### The problem:
Repeat every record exactly, but keep images out of the copy.

= = = =

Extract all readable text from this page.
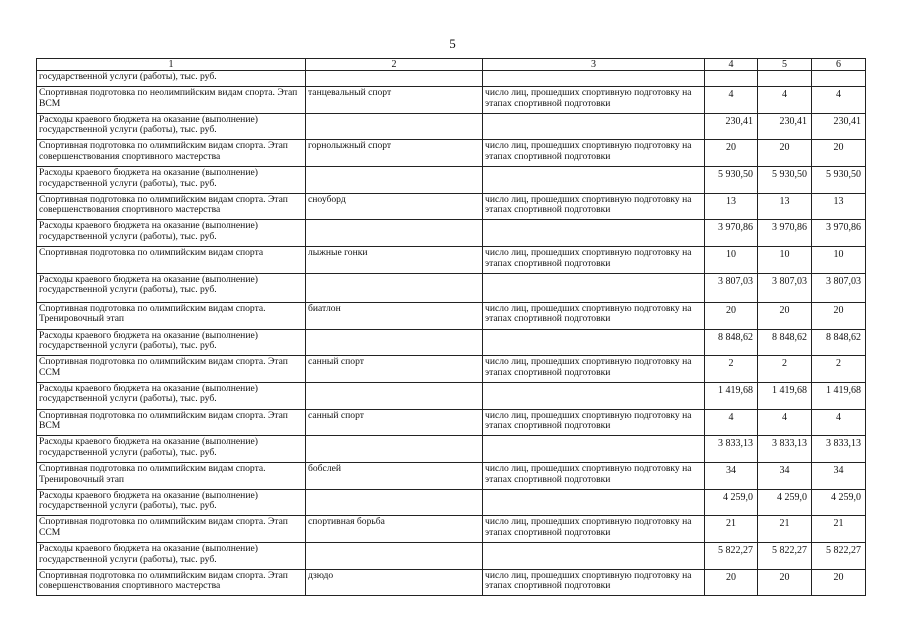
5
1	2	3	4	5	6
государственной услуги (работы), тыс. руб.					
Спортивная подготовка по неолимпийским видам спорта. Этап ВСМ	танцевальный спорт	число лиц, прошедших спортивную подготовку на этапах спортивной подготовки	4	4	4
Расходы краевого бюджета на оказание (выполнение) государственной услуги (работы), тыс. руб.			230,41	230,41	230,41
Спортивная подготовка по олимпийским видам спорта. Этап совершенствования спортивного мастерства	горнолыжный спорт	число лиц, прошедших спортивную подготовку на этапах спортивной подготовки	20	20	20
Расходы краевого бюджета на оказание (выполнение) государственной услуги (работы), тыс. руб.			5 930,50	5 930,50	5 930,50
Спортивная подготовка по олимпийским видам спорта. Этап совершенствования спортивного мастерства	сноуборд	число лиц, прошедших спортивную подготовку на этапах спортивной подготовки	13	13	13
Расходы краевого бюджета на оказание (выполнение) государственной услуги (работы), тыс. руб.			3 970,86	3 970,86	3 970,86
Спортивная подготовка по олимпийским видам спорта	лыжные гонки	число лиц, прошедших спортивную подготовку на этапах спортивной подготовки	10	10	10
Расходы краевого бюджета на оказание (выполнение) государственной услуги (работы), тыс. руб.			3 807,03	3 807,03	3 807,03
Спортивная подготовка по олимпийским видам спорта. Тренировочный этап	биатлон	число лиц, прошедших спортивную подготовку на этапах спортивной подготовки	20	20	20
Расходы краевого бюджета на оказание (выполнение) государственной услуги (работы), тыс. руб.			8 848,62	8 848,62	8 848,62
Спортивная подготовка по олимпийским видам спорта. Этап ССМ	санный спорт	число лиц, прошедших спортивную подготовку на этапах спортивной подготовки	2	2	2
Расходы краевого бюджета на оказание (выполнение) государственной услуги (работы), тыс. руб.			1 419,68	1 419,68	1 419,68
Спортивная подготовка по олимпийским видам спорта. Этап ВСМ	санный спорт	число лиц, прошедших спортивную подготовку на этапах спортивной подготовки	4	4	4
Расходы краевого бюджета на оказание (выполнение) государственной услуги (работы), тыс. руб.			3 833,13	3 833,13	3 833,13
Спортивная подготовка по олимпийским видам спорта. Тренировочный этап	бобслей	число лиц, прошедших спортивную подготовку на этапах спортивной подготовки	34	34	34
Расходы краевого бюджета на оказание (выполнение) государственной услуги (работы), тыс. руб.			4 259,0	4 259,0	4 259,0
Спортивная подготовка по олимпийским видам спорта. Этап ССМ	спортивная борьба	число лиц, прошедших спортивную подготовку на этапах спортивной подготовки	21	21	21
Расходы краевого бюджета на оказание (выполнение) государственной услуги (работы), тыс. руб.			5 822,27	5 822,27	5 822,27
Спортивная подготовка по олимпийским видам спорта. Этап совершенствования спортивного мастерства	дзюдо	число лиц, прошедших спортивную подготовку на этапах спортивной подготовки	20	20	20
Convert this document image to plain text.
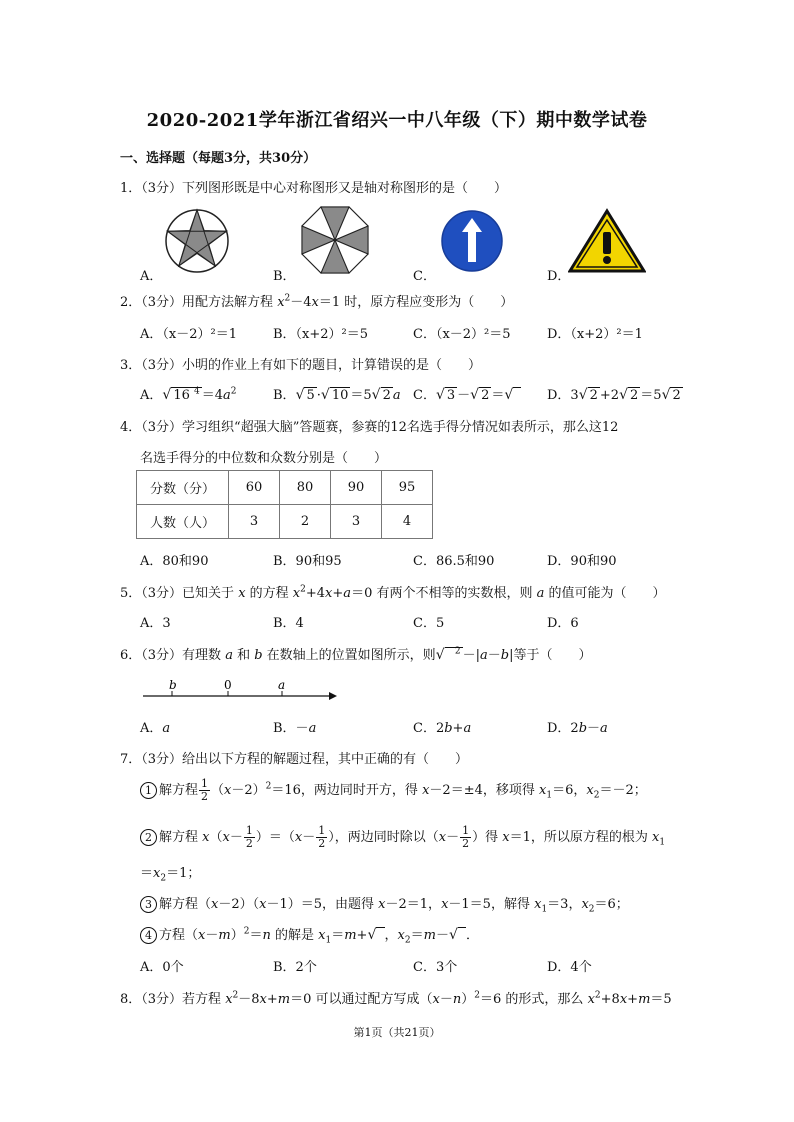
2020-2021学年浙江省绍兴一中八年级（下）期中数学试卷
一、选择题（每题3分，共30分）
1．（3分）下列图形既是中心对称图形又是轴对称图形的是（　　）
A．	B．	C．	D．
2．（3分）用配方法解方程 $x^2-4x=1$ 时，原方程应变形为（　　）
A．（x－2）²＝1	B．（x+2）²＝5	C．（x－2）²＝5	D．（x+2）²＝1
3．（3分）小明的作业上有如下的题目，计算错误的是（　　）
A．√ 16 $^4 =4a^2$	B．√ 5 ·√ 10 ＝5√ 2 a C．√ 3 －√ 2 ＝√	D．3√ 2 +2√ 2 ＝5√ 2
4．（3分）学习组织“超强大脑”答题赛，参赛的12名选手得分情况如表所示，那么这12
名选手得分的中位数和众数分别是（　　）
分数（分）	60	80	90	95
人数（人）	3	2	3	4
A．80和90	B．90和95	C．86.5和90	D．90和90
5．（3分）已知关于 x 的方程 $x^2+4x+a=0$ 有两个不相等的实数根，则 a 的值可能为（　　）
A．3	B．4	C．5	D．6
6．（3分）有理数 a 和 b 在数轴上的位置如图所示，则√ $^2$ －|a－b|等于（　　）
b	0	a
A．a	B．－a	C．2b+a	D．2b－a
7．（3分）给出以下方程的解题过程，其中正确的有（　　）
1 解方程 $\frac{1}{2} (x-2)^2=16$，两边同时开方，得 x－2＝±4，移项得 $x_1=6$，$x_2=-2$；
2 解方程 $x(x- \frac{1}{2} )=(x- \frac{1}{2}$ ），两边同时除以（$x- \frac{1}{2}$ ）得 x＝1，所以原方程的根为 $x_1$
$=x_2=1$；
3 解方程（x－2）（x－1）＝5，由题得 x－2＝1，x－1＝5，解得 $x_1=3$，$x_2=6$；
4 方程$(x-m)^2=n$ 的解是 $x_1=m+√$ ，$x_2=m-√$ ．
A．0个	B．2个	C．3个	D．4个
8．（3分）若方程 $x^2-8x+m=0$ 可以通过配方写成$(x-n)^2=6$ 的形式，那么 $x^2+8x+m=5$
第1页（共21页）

= = = =

### Result of this task:
Extract all readable text from this page.
5
1	2	3	4	5	6
государственной услуги (работы), тыс. руб.					
Спортивная подготовка по неолимпийским видам спорта. Этап ВСМ	танцевальный спорт	число лиц, прошедших спортивную подготовку на этапах спортивной подготовки	4	4	4
Расходы краевого бюджета на оказание (выполнение) государственной услуги (работы), тыс. руб.			230,41	230,41	230,41
Спортивная подготовка по олимпийским видам спорта. Этап совершенствования спортивного мастерства	горнолыжный спорт	число лиц, прошедших спортивную подготовку на этапах спортивной подготовки	20	20	20
Расходы краевого бюджета на оказание (выполнение) государственной услуги (работы), тыс. руб.			5 930,50	5 930,50	5 930,50
Спортивная подготовка по олимпийским видам спорта. Этап совершенствования спортивного мастерства	сноуборд	число лиц, прошедших спортивную подготовку на этапах спортивной подготовки	13	13	13
Расходы краевого бюджета на оказание (выполнение) государственной услуги (работы), тыс. руб.			3 970,86	3 970,86	3 970,86
Спортивная подготовка по олимпийским видам спорта	лыжные гонки	число лиц, прошедших спортивную подготовку на этапах спортивной подготовки	10	10	10
Расходы краевого бюджета на оказание (выполнение) государственной услуги (работы), тыс. руб.			3 807,03	3 807,03	3 807,03
Спортивная подготовка по олимпийским видам спорта. Тренировочный этап	биатлон	число лиц, прошедших спортивную подготовку на этапах спортивной подготовки	20	20	20
Расходы краевого бюджета на оказание (выполнение) государственной услуги (работы), тыс. руб.			8 848,62	8 848,62	8 848,62
Спортивная подготовка по олимпийским видам спорта. Этап ССМ	санный спорт	число лиц, прошедших спортивную подготовку на этапах спортивной подготовки	2	2	2
Расходы краевого бюджета на оказание (выполнение) государственной услуги (работы), тыс. руб.			1 419,68	1 419,68	1 419,68
Спортивная подготовка по олимпийским видам спорта. Этап ВСМ	санный спорт	число лиц, прошедших спортивную подготовку на этапах спортивной подготовки	4	4	4
Расходы краевого бюджета на оказание (выполнение) государственной услуги (работы), тыс. руб.			3 833,13	3 833,13	3 833,13
Спортивная подготовка по олимпийским видам спорта. Тренировочный этап	бобслей	число лиц, прошедших спортивную подготовку на этапах спортивной подготовки	34	34	34
Расходы краевого бюджета на оказание (выполнение) государственной услуги (работы), тыс. руб.			4 259,0	4 259,0	4 259,0
Спортивная подготовка по олимпийским видам спорта. Этап ССМ	спортивная борьба	число лиц, прошедших спортивную подготовку на этапах спортивной подготовки	21	21	21
Расходы краевого бюджета на оказание (выполнение) государственной услуги (работы), тыс. руб.			5 822,27	5 822,27	5 822,27
Спортивная подготовка по олимпийским видам спорта. Этап совершенствования спортивного мастерства	дзюдо	число лиц, прошедших спортивную подготовку на этапах спортивной подготовки	20	20	20
Convert this document image to plain text.
2020-2021学年浙江省绍兴一中八年级（下）期中数学试卷
一、选择题（每题3分，共30分）
1．（3分）下列图形既是中心对称图形又是轴对称图形的是（　　）
A．	B．	C．	D．
2．（3分）用配方法解方程 $x^2-4x=1$ 时，原方程应变形为（　　）
A．（x－2）²＝1	B．（x+2）²＝5	C．（x－2）²＝5	D．（x+2）²＝1
3．（3分）小明的作业上有如下的题目，计算错误的是（　　）
A．√ 16 $^4 =4a^2$	B．√ 5 ·√ 10 ＝5√ 2 a C．√ 3 －√ 2 ＝√	D．3√ 2 +2√ 2 ＝5√ 2
4．（3分）学习组织“超强大脑”答题赛，参赛的12名选手得分情况如表所示，那么这12
名选手得分的中位数和众数分别是（　　）
分数（分）	60	80	90	95
人数（人）	3	2	3	4
A．80和90	B．90和95	C．86.5和90	D．90和90
5．（3分）已知关于 x 的方程 $x^2+4x+a=0$ 有两个不相等的实数根，则 a 的值可能为（　　）
A．3	B．4	C．5	D．6
6．（3分）有理数 a 和 b 在数轴上的位置如图所示，则√ $^2$ －|a－b|等于（　　）
b	0	a
A．a	B．－a	C．2b+a	D．2b－a
7．（3分）给出以下方程的解题过程，其中正确的有（　　）
1 解方程 $\frac{1}{2} (x-2)^2=16$，两边同时开方，得 x－2＝±4，移项得 $x_1=6$，$x_2=-2$；
2 解方程 $x(x- \frac{1}{2} )=(x- \frac{1}{2}$ ），两边同时除以（$x- \frac{1}{2}$ ）得 x＝1，所以原方程的根为 $x_1$
$=x_2=1$；
3 解方程（x－2）（x－1）＝5，由题得 x－2＝1，x－1＝5，解得 $x_1=3$，$x_2=6$；
4 方程$(x-m)^2=n$ 的解是 $x_1=m+√$ ，$x_2=m-√$ ．
A．0个	B．2个	C．3个	D．4个
8．（3分）若方程 $x^2-8x+m=0$ 可以通过配方写成$(x-n)^2=6$ 的形式，那么 $x^2+8x+m=5$
第1页（共21页）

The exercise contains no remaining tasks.